Pick out all lines in the listing holding the string "rate" and copy them.

* * *

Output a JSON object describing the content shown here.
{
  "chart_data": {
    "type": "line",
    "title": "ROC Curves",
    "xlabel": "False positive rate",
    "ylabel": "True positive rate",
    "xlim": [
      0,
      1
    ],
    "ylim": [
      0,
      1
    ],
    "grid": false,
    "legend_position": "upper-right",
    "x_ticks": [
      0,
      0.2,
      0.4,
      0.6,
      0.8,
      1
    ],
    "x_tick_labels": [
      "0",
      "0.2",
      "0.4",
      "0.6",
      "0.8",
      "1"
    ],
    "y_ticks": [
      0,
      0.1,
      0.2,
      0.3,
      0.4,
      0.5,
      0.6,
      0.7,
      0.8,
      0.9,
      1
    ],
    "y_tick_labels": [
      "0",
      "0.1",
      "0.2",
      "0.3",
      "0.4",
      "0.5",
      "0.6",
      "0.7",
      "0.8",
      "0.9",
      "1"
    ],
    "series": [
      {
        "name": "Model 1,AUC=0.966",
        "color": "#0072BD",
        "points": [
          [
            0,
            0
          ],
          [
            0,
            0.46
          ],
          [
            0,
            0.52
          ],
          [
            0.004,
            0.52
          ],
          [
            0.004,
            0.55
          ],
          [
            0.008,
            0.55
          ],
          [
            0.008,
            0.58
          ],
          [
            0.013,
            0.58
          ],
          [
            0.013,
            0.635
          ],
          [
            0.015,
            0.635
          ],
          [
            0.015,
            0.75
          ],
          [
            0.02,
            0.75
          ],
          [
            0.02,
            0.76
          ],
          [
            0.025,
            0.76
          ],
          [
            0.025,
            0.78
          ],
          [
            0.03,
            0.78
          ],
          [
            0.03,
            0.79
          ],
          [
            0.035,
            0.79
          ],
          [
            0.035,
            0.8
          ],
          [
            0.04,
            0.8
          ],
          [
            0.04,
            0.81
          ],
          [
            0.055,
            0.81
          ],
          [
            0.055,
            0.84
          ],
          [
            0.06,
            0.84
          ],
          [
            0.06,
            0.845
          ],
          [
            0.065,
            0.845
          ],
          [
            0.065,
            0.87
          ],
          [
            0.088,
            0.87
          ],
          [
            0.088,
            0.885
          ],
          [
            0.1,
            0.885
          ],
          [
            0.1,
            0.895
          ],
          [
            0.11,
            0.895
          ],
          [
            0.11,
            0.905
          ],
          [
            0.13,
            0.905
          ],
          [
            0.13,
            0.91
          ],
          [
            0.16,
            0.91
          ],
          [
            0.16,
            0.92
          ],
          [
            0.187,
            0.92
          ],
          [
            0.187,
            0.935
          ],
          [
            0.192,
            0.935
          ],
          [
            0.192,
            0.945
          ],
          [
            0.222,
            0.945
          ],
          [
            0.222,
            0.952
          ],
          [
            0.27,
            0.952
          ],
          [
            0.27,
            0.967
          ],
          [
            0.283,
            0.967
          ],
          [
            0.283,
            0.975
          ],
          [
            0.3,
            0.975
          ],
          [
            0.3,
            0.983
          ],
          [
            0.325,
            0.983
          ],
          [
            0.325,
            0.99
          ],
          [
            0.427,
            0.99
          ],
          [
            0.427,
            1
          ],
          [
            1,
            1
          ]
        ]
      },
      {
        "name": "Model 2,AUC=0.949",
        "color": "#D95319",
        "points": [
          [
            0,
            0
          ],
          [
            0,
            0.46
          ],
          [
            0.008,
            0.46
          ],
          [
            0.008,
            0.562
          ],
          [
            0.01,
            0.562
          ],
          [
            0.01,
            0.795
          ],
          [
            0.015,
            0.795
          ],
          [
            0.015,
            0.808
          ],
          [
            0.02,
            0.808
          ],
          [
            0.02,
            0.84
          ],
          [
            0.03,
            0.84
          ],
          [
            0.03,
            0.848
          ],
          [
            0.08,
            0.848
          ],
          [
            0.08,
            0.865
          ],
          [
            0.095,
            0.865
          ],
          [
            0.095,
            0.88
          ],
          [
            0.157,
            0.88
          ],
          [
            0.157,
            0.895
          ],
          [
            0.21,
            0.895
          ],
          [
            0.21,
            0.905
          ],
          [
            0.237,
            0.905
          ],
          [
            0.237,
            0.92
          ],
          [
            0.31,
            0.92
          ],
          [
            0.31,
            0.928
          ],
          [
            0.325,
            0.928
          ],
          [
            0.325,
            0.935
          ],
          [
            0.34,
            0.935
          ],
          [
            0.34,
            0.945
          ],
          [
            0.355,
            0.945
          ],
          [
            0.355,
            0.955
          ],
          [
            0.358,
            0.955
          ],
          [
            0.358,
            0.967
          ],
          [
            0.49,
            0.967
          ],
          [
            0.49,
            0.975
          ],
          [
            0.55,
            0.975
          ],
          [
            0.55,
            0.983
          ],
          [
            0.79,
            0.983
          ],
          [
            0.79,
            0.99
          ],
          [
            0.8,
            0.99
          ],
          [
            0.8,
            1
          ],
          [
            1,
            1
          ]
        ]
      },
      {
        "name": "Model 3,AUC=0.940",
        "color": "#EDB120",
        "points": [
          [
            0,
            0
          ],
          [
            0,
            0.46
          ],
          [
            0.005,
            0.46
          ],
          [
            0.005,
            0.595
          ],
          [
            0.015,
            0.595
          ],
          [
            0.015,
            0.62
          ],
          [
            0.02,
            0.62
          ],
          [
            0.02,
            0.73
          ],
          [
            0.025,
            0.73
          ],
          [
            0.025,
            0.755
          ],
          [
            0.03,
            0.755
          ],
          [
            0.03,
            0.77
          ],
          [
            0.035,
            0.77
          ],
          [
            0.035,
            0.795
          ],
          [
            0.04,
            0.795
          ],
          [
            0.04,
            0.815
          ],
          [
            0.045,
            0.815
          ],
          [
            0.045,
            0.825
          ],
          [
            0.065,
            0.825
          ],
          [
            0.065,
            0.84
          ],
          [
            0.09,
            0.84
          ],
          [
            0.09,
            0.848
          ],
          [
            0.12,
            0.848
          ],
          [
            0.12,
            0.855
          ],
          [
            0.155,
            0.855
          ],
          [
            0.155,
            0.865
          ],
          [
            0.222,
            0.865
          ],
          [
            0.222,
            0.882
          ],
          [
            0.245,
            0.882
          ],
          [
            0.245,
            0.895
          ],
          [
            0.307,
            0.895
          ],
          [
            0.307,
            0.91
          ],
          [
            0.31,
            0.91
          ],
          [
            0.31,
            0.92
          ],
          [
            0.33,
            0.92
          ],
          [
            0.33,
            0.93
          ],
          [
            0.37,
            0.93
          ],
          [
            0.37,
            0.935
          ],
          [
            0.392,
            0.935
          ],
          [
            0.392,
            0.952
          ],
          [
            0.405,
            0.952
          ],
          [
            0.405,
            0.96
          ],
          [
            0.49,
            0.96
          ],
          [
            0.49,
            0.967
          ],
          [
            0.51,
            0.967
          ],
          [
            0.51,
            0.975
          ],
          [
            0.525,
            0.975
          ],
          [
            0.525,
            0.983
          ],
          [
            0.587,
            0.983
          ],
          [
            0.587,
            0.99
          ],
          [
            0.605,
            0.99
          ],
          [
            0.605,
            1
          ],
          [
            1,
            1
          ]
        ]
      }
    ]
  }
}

* * *

Complete output:
    "xlabel": "False positive rate",
    "ylabel": "True positive rate",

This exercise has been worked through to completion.